▸ TO DO
Skip the images and copy each record exactly as written.

..............................

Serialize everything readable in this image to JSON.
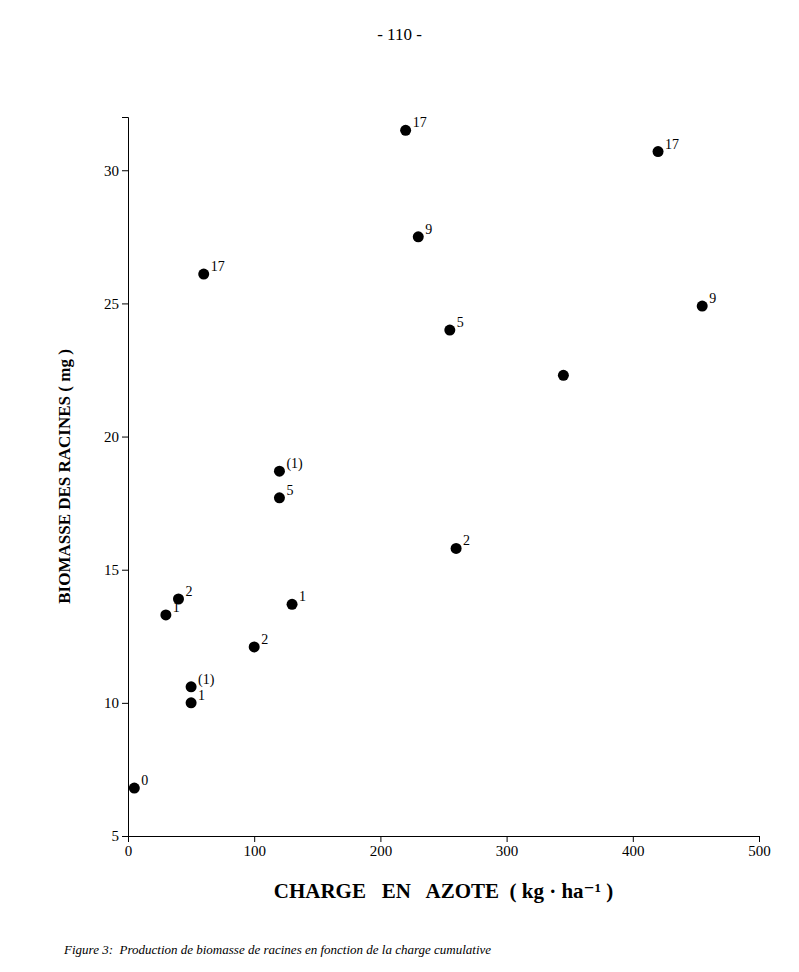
{
  "chart_data": {
    "type": "scatter",
    "title": "- 110 -",
    "caption": "Figure 3:  Production de biomasse de racines en fonction de la charge cumulative",
    "x_label": "CHARGE   EN   AZOTE  ( kg · ha⁻¹ )",
    "y_label": "BIOMASSE DES RACINES ( mg )",
    "x": [
      5,
      30,
      50,
      50,
      40,
      100,
      120,
      120,
      130,
      60,
      220,
      230,
      255,
      260,
      345,
      420,
      455
    ],
    "values": [
      6.8,
      13.3,
      10.6,
      10.0,
      13.9,
      12.1,
      18.7,
      17.7,
      13.7,
      26.1,
      31.5,
      27.5,
      24.0,
      15.8,
      22.3,
      30.7,
      24.9
    ],
    "labels": [
      "0",
      "1",
      "(1)",
      "1",
      "2",
      "2",
      "(1)",
      "5",
      "1",
      "17",
      "17",
      "9",
      "5",
      "2",
      null,
      "17",
      "9"
    ],
    "color": "#000000",
    "xlim": [
      0,
      500
    ],
    "ylim": [
      5,
      32
    ],
    "xticks": [
      0,
      100,
      200,
      300,
      400,
      500
    ],
    "yticks": [
      5,
      10,
      15,
      20,
      25,
      30
    ],
    "grid": false
  }
}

..............................

▸ THE COMPLETED TASK
Serialize everything readable in this image to JSON.
{
  "chart_data": {
    "type": "scatter",
    "title": "- 110 -",
    "caption": "Figure 3:  Production de biomasse de racines en fonction de la charge cumulative",
    "x_label": "CHARGE   EN   AZOTE  ( kg · ha⁻¹ )",
    "y_label": "BIOMASSE DES RACINES ( mg )",
    "x": [
      5,
      30,
      50,
      50,
      40,
      100,
      120,
      120,
      130,
      60,
      220,
      230,
      255,
      260,
      345,
      420,
      455
    ],
    "values": [
      6.8,
      13.3,
      10.6,
      10.0,
      13.9,
      12.1,
      18.7,
      17.7,
      13.7,
      26.1,
      31.5,
      27.5,
      24.0,
      15.8,
      22.3,
      30.7,
      24.9
    ],
    "labels": [
      "0",
      "1",
      "(1)",
      "1",
      "2",
      "2",
      "(1)",
      "5",
      "1",
      "17",
      "17",
      "9",
      "5",
      "2",
      null,
      "17",
      "9"
    ],
    "color": "#000000",
    "xlim": [
      0,
      500
    ],
    "ylim": [
      5,
      32
    ],
    "xticks": [
      0,
      100,
      200,
      300,
      400,
      500
    ],
    "yticks": [
      5,
      10,
      15,
      20,
      25,
      30
    ],
    "grid": false
  }
}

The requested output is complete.